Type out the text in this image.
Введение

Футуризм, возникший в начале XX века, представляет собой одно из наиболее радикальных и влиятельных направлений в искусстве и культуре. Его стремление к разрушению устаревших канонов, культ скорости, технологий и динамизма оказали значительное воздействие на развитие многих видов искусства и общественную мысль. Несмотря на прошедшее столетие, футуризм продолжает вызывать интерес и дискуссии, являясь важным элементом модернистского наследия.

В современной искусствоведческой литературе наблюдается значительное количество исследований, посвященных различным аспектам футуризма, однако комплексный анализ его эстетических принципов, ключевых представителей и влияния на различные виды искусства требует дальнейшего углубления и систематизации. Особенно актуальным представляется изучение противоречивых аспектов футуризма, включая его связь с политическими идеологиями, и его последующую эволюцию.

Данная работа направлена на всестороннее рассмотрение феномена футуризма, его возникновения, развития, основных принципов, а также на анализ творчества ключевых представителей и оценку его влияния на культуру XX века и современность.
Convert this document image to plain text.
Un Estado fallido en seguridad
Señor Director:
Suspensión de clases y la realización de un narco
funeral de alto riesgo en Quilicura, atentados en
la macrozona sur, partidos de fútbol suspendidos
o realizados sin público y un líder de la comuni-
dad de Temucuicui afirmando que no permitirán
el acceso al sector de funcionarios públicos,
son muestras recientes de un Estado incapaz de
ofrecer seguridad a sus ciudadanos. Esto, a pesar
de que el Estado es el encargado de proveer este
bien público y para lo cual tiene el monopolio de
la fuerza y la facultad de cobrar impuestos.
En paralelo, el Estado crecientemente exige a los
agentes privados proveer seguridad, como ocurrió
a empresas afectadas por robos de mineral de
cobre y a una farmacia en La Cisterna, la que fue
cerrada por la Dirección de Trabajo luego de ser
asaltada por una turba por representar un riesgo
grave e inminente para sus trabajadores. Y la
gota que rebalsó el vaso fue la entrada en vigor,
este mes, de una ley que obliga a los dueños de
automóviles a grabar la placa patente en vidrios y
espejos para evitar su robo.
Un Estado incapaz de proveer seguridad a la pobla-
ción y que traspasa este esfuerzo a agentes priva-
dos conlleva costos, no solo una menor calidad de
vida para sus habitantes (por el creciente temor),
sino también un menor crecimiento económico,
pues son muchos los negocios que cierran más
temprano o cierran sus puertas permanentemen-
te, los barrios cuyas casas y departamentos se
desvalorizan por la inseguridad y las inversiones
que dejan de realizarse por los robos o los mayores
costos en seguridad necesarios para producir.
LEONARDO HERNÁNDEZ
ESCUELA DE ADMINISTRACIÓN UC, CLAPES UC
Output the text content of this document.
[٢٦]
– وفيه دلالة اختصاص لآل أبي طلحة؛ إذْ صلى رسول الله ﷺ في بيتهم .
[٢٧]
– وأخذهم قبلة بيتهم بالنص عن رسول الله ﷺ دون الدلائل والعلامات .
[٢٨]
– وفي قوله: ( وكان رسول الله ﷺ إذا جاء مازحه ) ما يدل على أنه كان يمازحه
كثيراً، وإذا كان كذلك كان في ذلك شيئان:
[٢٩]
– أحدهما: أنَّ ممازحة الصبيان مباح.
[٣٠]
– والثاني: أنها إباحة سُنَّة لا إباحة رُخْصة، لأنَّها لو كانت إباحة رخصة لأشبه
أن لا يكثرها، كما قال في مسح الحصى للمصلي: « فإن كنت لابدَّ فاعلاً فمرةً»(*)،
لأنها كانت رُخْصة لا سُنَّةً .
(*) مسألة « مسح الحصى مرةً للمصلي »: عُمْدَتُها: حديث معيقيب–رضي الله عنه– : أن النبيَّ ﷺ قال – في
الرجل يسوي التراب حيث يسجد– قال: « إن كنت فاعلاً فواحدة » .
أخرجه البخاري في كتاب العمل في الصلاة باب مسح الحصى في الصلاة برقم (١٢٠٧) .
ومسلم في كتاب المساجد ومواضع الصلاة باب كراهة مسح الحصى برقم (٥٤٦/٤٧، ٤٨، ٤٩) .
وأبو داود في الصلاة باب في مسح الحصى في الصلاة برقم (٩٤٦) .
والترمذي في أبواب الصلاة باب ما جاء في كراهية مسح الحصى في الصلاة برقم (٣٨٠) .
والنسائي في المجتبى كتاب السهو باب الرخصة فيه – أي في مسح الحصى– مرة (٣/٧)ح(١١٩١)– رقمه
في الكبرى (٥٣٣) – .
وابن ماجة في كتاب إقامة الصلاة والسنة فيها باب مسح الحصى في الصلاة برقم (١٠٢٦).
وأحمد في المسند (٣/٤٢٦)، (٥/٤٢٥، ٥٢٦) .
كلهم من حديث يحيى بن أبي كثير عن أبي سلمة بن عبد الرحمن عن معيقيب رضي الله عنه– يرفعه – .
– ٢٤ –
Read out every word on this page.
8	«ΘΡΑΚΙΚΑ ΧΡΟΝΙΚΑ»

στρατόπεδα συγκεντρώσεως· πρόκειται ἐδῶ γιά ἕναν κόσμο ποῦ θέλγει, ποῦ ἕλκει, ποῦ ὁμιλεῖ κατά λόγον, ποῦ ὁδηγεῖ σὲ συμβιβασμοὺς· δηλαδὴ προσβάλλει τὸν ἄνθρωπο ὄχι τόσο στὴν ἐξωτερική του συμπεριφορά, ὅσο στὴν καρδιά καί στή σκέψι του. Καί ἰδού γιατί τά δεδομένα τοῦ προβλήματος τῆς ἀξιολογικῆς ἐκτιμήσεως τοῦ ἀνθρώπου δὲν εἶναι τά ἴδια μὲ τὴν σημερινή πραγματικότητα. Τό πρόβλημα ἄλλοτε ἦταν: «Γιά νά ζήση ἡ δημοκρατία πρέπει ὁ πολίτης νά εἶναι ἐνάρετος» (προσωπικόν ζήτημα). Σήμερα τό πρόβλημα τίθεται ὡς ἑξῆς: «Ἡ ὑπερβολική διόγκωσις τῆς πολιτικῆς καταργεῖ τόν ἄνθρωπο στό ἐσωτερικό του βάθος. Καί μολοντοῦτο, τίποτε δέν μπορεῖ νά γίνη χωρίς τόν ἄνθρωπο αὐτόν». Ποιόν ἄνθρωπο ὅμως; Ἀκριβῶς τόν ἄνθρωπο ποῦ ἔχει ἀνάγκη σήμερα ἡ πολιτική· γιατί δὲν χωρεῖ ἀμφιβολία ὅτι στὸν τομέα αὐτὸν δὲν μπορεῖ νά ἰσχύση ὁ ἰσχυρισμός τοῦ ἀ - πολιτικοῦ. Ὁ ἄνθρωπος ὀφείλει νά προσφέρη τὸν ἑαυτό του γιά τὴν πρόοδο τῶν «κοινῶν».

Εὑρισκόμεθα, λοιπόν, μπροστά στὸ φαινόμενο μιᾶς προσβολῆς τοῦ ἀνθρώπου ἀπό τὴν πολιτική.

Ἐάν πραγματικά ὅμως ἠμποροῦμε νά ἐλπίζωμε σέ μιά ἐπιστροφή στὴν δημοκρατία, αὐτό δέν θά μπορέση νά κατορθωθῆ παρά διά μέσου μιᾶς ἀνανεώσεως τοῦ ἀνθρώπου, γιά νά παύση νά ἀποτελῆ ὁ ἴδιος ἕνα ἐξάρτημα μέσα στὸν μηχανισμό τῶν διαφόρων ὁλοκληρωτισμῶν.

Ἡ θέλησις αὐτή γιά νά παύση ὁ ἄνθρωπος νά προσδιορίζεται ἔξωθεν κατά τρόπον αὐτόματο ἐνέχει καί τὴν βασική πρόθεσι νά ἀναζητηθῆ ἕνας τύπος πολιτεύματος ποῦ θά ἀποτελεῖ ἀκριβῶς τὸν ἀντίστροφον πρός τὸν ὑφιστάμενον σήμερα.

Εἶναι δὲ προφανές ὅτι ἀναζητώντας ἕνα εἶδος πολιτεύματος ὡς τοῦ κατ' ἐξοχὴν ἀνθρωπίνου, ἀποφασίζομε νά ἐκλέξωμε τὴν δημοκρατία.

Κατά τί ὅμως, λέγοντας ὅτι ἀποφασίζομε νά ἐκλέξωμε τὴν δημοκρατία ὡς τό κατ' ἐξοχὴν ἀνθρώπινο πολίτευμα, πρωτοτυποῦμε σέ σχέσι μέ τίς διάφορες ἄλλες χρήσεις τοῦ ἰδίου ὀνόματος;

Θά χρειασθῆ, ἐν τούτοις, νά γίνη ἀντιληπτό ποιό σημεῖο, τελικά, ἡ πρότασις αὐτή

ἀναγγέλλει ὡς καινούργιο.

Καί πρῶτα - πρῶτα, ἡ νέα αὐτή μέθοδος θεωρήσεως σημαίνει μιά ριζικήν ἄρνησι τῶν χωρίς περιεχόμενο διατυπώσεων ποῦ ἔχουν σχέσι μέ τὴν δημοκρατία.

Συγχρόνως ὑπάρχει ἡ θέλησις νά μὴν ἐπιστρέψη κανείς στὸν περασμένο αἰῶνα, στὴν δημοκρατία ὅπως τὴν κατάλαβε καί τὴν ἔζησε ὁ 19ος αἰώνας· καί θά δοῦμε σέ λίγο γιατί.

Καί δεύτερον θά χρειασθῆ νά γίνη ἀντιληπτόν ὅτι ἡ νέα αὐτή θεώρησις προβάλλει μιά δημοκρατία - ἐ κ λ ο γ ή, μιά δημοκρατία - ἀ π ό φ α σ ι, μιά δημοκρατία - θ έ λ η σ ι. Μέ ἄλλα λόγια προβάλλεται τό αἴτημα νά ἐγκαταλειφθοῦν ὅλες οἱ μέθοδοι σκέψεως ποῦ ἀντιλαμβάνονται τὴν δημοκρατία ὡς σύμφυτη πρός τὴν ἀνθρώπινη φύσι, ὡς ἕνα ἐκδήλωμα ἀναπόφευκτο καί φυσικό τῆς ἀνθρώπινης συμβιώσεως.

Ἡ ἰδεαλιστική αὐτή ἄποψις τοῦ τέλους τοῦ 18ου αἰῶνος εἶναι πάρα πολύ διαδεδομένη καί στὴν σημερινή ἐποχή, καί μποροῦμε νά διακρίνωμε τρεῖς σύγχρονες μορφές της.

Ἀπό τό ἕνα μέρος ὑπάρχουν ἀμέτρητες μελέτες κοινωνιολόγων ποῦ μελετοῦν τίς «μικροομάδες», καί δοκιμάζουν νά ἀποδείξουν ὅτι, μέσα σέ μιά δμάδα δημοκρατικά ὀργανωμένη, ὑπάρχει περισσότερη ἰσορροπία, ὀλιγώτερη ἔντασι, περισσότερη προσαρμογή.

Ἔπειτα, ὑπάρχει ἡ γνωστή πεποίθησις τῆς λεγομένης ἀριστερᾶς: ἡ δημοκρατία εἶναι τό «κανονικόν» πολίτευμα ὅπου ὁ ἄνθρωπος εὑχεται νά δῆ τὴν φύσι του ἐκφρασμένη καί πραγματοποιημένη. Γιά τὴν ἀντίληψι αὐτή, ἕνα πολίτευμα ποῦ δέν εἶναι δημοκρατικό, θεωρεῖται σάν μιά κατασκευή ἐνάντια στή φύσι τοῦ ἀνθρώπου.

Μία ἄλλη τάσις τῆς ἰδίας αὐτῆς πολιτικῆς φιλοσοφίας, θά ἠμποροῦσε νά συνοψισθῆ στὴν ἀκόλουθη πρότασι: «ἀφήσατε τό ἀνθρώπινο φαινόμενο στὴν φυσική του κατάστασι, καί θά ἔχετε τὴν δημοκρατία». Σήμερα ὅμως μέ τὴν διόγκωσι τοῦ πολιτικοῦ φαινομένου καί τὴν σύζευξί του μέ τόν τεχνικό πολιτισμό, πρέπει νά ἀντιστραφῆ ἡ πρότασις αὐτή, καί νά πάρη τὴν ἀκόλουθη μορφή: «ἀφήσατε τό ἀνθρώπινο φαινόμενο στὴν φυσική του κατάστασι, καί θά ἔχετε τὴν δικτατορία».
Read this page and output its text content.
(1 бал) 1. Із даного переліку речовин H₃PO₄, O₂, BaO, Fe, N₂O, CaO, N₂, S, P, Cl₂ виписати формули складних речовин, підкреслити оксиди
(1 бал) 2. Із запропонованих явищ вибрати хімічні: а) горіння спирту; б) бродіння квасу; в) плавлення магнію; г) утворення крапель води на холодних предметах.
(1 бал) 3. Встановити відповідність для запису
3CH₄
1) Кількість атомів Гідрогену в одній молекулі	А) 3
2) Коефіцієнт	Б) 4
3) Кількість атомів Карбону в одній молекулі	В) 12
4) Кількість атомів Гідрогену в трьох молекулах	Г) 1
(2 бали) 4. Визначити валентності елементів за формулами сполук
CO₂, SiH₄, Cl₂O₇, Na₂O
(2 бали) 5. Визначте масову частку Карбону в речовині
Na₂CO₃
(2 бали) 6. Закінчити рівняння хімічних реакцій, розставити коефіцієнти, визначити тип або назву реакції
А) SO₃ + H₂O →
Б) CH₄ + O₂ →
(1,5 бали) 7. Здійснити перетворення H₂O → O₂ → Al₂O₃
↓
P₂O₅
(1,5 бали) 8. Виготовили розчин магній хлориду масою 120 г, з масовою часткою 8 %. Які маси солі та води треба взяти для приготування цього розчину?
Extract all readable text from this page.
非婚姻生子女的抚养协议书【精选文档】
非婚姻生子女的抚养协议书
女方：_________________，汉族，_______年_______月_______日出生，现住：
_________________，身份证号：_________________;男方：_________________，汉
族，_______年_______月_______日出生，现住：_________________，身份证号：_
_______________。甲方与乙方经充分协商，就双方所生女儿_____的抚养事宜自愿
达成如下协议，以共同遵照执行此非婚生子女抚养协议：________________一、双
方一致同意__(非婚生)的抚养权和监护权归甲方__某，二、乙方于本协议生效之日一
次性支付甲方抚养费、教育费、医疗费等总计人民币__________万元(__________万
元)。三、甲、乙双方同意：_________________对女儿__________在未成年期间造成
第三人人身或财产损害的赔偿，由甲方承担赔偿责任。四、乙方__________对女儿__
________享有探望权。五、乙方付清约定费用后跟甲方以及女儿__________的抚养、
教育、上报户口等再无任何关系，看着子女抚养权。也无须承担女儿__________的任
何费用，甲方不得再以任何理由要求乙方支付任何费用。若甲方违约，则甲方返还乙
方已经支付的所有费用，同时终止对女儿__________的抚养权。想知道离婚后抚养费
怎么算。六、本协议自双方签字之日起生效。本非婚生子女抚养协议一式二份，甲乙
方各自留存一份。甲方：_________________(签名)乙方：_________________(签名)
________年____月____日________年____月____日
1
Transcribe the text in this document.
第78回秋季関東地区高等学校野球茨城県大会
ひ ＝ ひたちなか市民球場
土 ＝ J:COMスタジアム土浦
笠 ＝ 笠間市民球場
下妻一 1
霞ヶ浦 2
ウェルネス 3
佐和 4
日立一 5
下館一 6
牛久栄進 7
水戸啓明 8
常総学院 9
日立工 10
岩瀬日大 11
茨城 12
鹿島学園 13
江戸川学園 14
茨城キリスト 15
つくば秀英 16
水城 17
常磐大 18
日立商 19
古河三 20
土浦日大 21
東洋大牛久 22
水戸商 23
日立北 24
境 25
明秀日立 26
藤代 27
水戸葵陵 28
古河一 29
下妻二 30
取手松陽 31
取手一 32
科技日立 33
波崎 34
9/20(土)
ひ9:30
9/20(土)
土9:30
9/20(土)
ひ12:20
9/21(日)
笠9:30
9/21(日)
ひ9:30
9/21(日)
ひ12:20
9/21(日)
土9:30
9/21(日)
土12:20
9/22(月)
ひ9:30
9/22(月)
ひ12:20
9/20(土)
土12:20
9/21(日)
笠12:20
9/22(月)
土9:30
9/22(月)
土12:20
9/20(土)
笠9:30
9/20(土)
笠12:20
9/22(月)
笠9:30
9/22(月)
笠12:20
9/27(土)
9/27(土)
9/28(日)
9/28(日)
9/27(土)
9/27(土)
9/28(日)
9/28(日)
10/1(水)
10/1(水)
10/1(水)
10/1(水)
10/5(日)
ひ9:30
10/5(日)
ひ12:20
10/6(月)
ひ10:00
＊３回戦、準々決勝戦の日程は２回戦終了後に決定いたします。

───

Using the material above, state how many lines include the string "cierran". Answer with a single number.

2